• _Task details_: Transcribe every line exactly and omit anything that is a picture.
-*-*-
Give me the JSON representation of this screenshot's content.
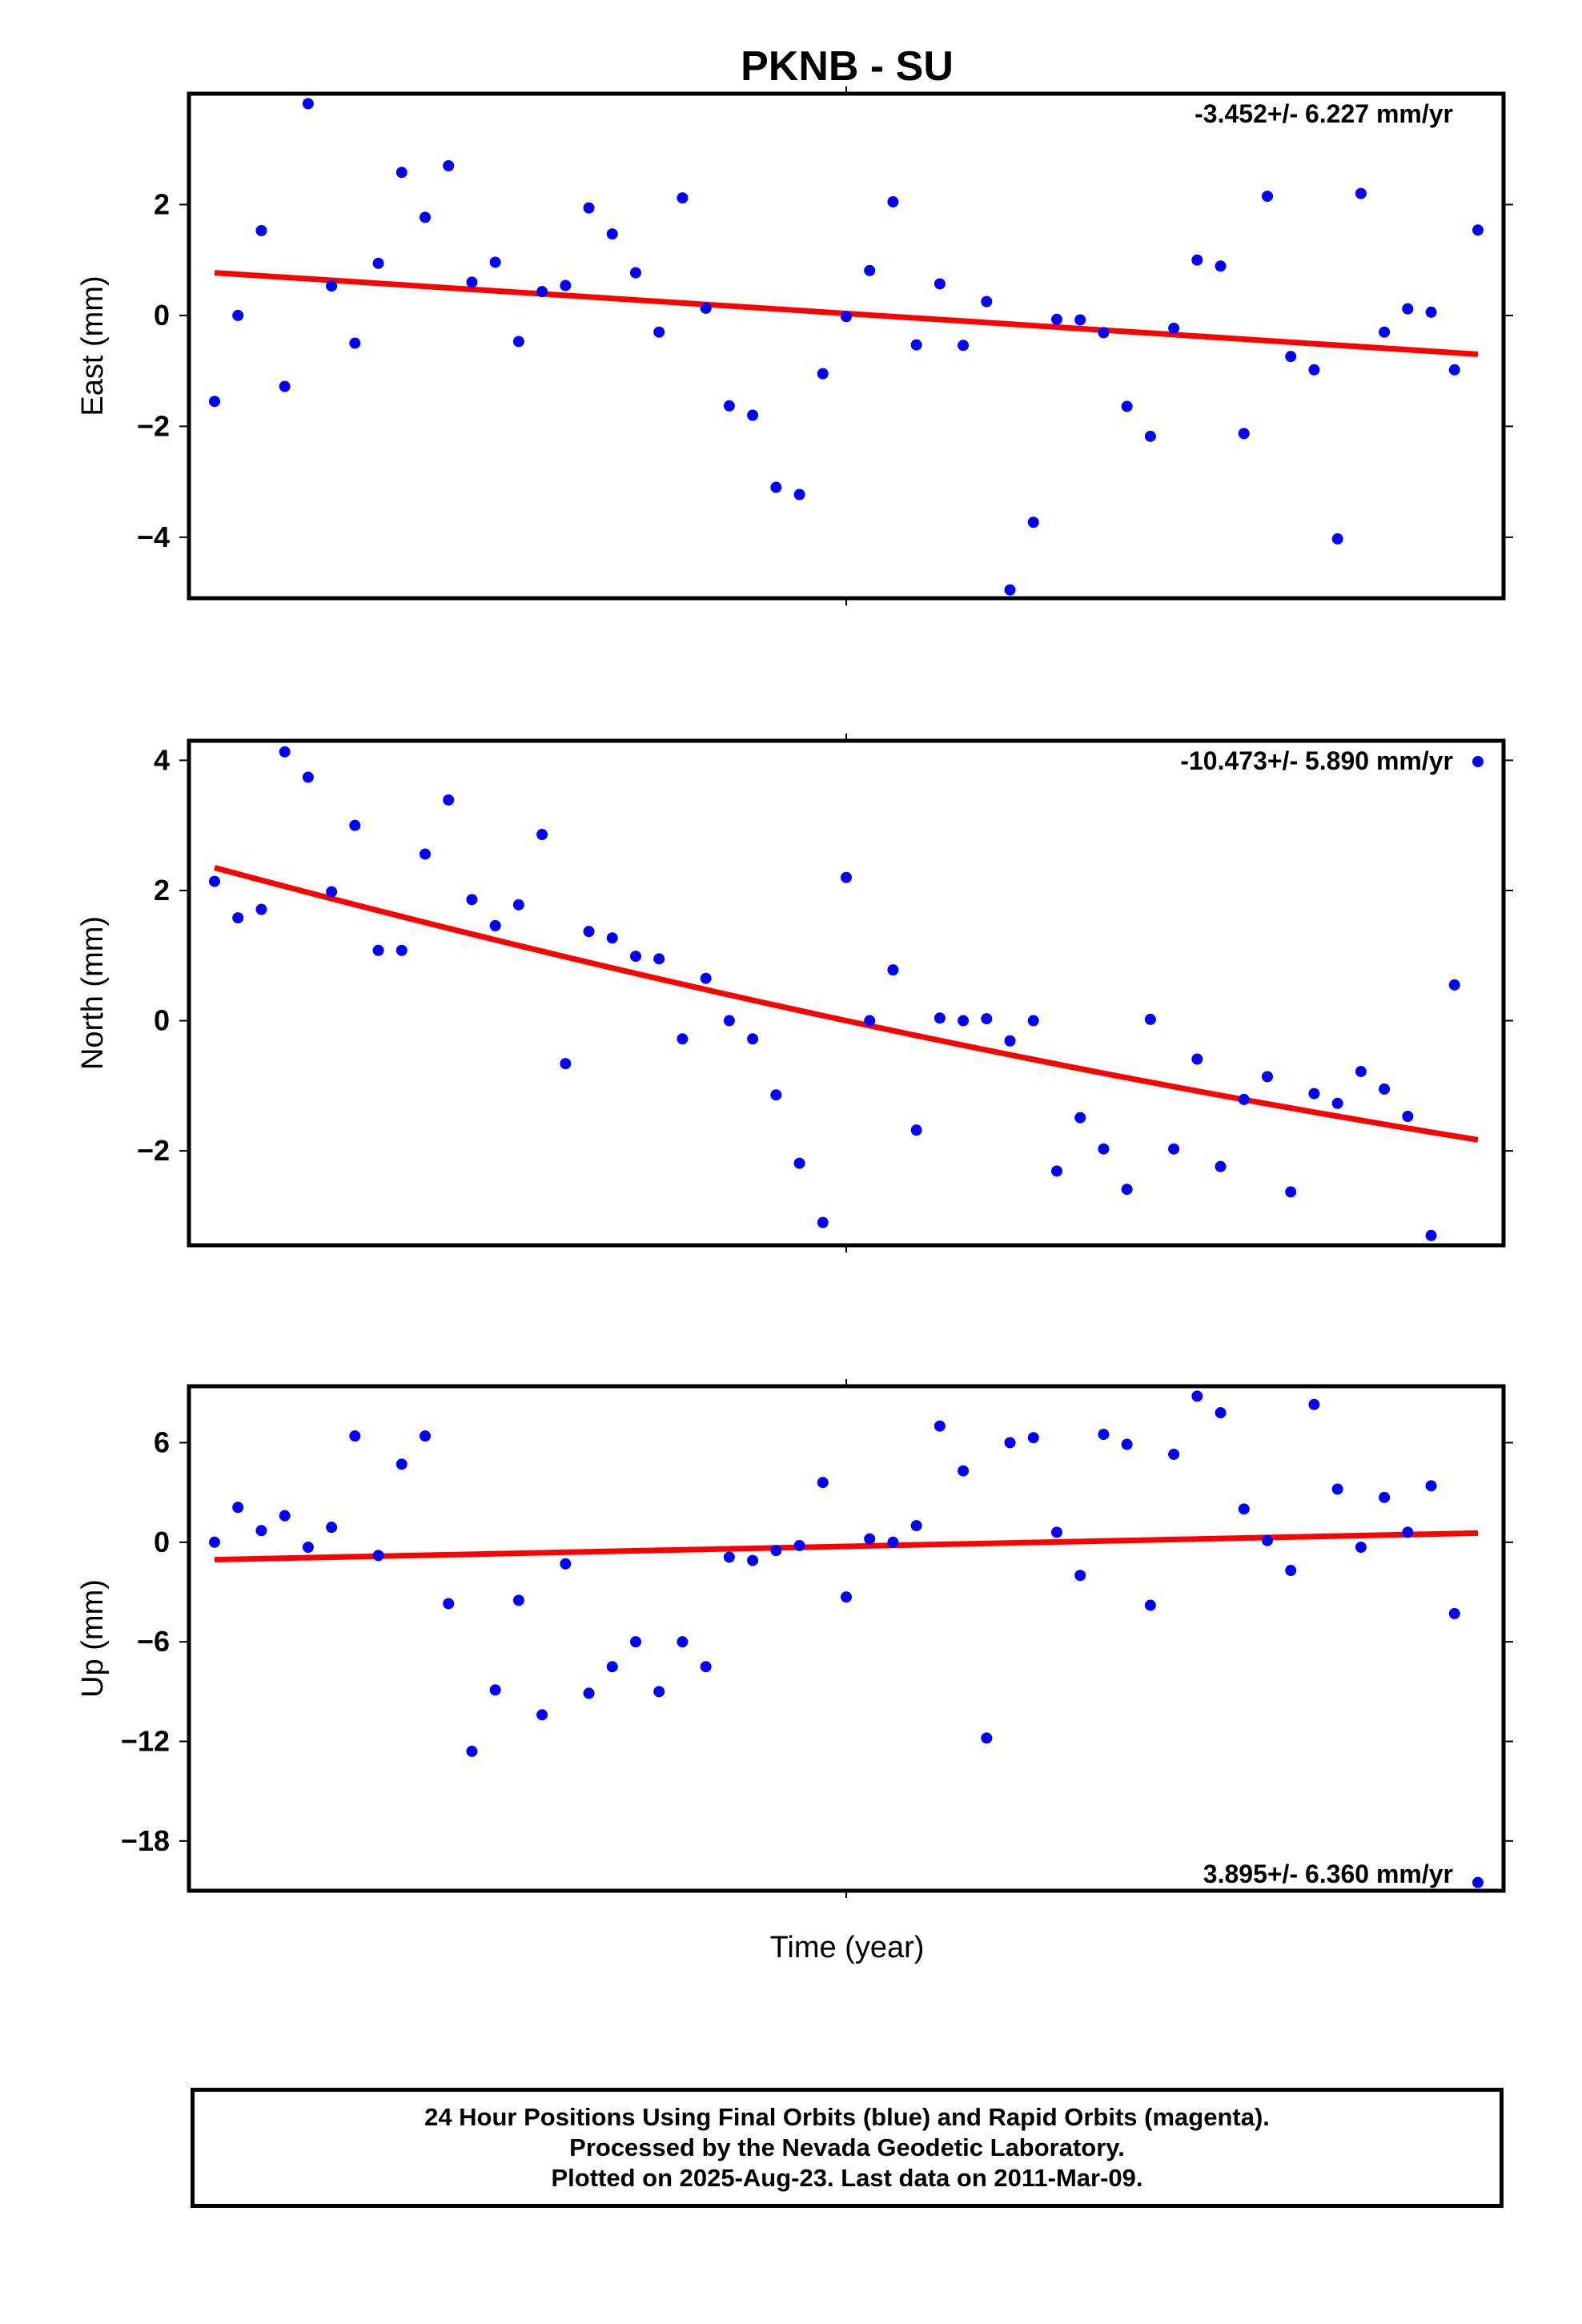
{
  "figure": {
    "title": "PKNB - SU",
    "xlabel": "Time (year)"
  },
  "colors": {
    "final_orbits": "#0000ff",
    "fit_line": "#ff0000",
    "axes": "#000000"
  },
  "footer": {
    "line1": "24 Hour Positions Using Final Orbits (blue) and Rapid Orbits (magenta).",
    "line2": "Processed by the Nevada Geodetic Laboratory.",
    "line3": "Plotted on 2025-Aug-23. Last data on 2011-Mar-09."
  },
  "chart_data": [
    {
      "type": "scatter",
      "panel": "east",
      "ylabel": "East (mm)",
      "rate_label": "-3.452+/- 6.227 mm/yr",
      "ylim": [
        -5.1,
        4.0
      ],
      "yticks": [
        2,
        0,
        -2,
        -4
      ],
      "x_ticks": [],
      "series": [
        {
          "name": "Final Orbits (blue)",
          "values": [
            -1.55,
            0.0,
            1.53,
            -1.28,
            3.82,
            0.53,
            -0.5,
            0.94,
            2.58,
            1.77,
            2.7,
            0.6,
            0.96,
            -0.47,
            0.43,
            0.54,
            1.94,
            1.47,
            0.77,
            -0.3,
            2.12,
            0.13,
            -1.63,
            -1.8,
            -3.1,
            -3.23,
            -1.05,
            -0.02,
            0.81,
            2.05,
            -0.53,
            0.57,
            -0.54,
            0.25,
            -4.95,
            -3.73,
            -0.07,
            -0.08,
            -0.31,
            -1.64,
            -2.18,
            -0.23,
            1.0,
            0.89,
            -2.13,
            2.15,
            -0.74,
            -0.98,
            -4.03,
            2.2,
            -0.3,
            0.12,
            0.06,
            -0.98,
            1.54
          ]
        }
      ],
      "fit": {
        "start": 0.77,
        "end": -0.7
      }
    },
    {
      "type": "scatter",
      "panel": "north",
      "ylabel": "North (mm)",
      "rate_label": "-10.473+/- 5.890 mm/yr",
      "ylim": [
        -3.45,
        4.3
      ],
      "yticks": [
        4,
        2,
        0,
        -2
      ],
      "x_ticks": [],
      "series": [
        {
          "name": "Final Orbits (blue)",
          "values": [
            2.14,
            1.58,
            1.71,
            4.13,
            3.74,
            1.98,
            3.0,
            1.08,
            1.08,
            2.56,
            3.39,
            1.86,
            1.46,
            1.78,
            2.86,
            -0.66,
            1.37,
            1.27,
            0.99,
            0.95,
            -0.28,
            0.65,
            0.0,
            -0.28,
            -1.14,
            -2.19,
            -3.1,
            2.2,
            0.0,
            0.78,
            -1.68,
            0.04,
            0.0,
            0.03,
            -0.31,
            0.0,
            -2.31,
            -1.49,
            -1.97,
            -2.59,
            0.02,
            -1.97,
            -0.59,
            -2.24,
            -1.21,
            -0.86,
            -2.63,
            -1.12,
            -1.27,
            -0.78,
            -1.05,
            -1.47,
            -3.3,
            0.55,
            3.98
          ]
        }
      ],
      "fit": {
        "start": 2.35,
        "mid": 0.0,
        "end": -1.83
      }
    },
    {
      "type": "scatter",
      "panel": "up",
      "ylabel": "Up (mm)",
      "rate_label": "3.895+/- 6.360 mm/yr",
      "ylim": [
        -21.0,
        9.4
      ],
      "yticks": [
        6,
        0,
        -6,
        -12,
        -18
      ],
      "x_ticks": [],
      "series": [
        {
          "name": "Final Orbits (blue)",
          "values": [
            0.0,
            2.1,
            0.7,
            1.6,
            -0.3,
            0.9,
            6.4,
            -0.8,
            4.7,
            6.4,
            -3.7,
            -12.6,
            -8.9,
            -3.5,
            -10.4,
            -1.3,
            -9.1,
            -7.5,
            -6.0,
            -9.0,
            -6.0,
            -7.5,
            -0.9,
            -1.1,
            -0.5,
            -0.2,
            3.6,
            -3.3,
            0.2,
            0.0,
            1.0,
            7.0,
            4.3,
            -11.8,
            6.0,
            6.3,
            0.6,
            -2.0,
            6.5,
            5.9,
            -3.8,
            5.3,
            8.8,
            7.8,
            2.0,
            0.1,
            -1.7,
            8.3,
            3.2,
            -0.3,
            2.7,
            0.6,
            3.4,
            -4.3,
            -20.5
          ]
        }
      ],
      "fit": {
        "start": -1.05,
        "end": 0.55
      }
    }
  ]
}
-*-*-
• _Complete response_:
Give me the JSON representation of this screenshot's content.
{
  "figure": {
    "title": "PKNB - SU",
    "xlabel": "Time (year)"
  },
  "colors": {
    "final_orbits": "#0000ff",
    "fit_line": "#ff0000",
    "axes": "#000000"
  },
  "footer": {
    "line1": "24 Hour Positions Using Final Orbits (blue) and Rapid Orbits (magenta).",
    "line2": "Processed by the Nevada Geodetic Laboratory.",
    "line3": "Plotted on 2025-Aug-23. Last data on 2011-Mar-09."
  },
  "chart_data": [
    {
      "type": "scatter",
      "panel": "east",
      "ylabel": "East (mm)",
      "rate_label": "-3.452+/- 6.227 mm/yr",
      "ylim": [
        -5.1,
        4.0
      ],
      "yticks": [
        2,
        0,
        -2,
        -4
      ],
      "x_ticks": [],
      "series": [
        {
          "name": "Final Orbits (blue)",
          "values": [
            -1.55,
            0.0,
            1.53,
            -1.28,
            3.82,
            0.53,
            -0.5,
            0.94,
            2.58,
            1.77,
            2.7,
            0.6,
            0.96,
            -0.47,
            0.43,
            0.54,
            1.94,
            1.47,
            0.77,
            -0.3,
            2.12,
            0.13,
            -1.63,
            -1.8,
            -3.1,
            -3.23,
            -1.05,
            -0.02,
            0.81,
            2.05,
            -0.53,
            0.57,
            -0.54,
            0.25,
            -4.95,
            -3.73,
            -0.07,
            -0.08,
            -0.31,
            -1.64,
            -2.18,
            -0.23,
            1.0,
            0.89,
            -2.13,
            2.15,
            -0.74,
            -0.98,
            -4.03,
            2.2,
            -0.3,
            0.12,
            0.06,
            -0.98,
            1.54
          ]
        }
      ],
      "fit": {
        "start": 0.77,
        "end": -0.7
      }
    },
    {
      "type": "scatter",
      "panel": "north",
      "ylabel": "North (mm)",
      "rate_label": "-10.473+/- 5.890 mm/yr",
      "ylim": [
        -3.45,
        4.3
      ],
      "yticks": [
        4,
        2,
        0,
        -2
      ],
      "x_ticks": [],
      "series": [
        {
          "name": "Final Orbits (blue)",
          "values": [
            2.14,
            1.58,
            1.71,
            4.13,
            3.74,
            1.98,
            3.0,
            1.08,
            1.08,
            2.56,
            3.39,
            1.86,
            1.46,
            1.78,
            2.86,
            -0.66,
            1.37,
            1.27,
            0.99,
            0.95,
            -0.28,
            0.65,
            0.0,
            -0.28,
            -1.14,
            -2.19,
            -3.1,
            2.2,
            0.0,
            0.78,
            -1.68,
            0.04,
            0.0,
            0.03,
            -0.31,
            0.0,
            -2.31,
            -1.49,
            -1.97,
            -2.59,
            0.02,
            -1.97,
            -0.59,
            -2.24,
            -1.21,
            -0.86,
            -2.63,
            -1.12,
            -1.27,
            -0.78,
            -1.05,
            -1.47,
            -3.3,
            0.55,
            3.98
          ]
        }
      ],
      "fit": {
        "start": 2.35,
        "mid": 0.0,
        "end": -1.83
      }
    },
    {
      "type": "scatter",
      "panel": "up",
      "ylabel": "Up (mm)",
      "rate_label": "3.895+/- 6.360 mm/yr",
      "ylim": [
        -21.0,
        9.4
      ],
      "yticks": [
        6,
        0,
        -6,
        -12,
        -18
      ],
      "x_ticks": [],
      "series": [
        {
          "name": "Final Orbits (blue)",
          "values": [
            0.0,
            2.1,
            0.7,
            1.6,
            -0.3,
            0.9,
            6.4,
            -0.8,
            4.7,
            6.4,
            -3.7,
            -12.6,
            -8.9,
            -3.5,
            -10.4,
            -1.3,
            -9.1,
            -7.5,
            -6.0,
            -9.0,
            -6.0,
            -7.5,
            -0.9,
            -1.1,
            -0.5,
            -0.2,
            3.6,
            -3.3,
            0.2,
            0.0,
            1.0,
            7.0,
            4.3,
            -11.8,
            6.0,
            6.3,
            0.6,
            -2.0,
            6.5,
            5.9,
            -3.8,
            5.3,
            8.8,
            7.8,
            2.0,
            0.1,
            -1.7,
            8.3,
            3.2,
            -0.3,
            2.7,
            0.6,
            3.4,
            -4.3,
            -20.5
          ]
        }
      ],
      "fit": {
        "start": -1.05,
        "end": 0.55
      }
    }
  ]
}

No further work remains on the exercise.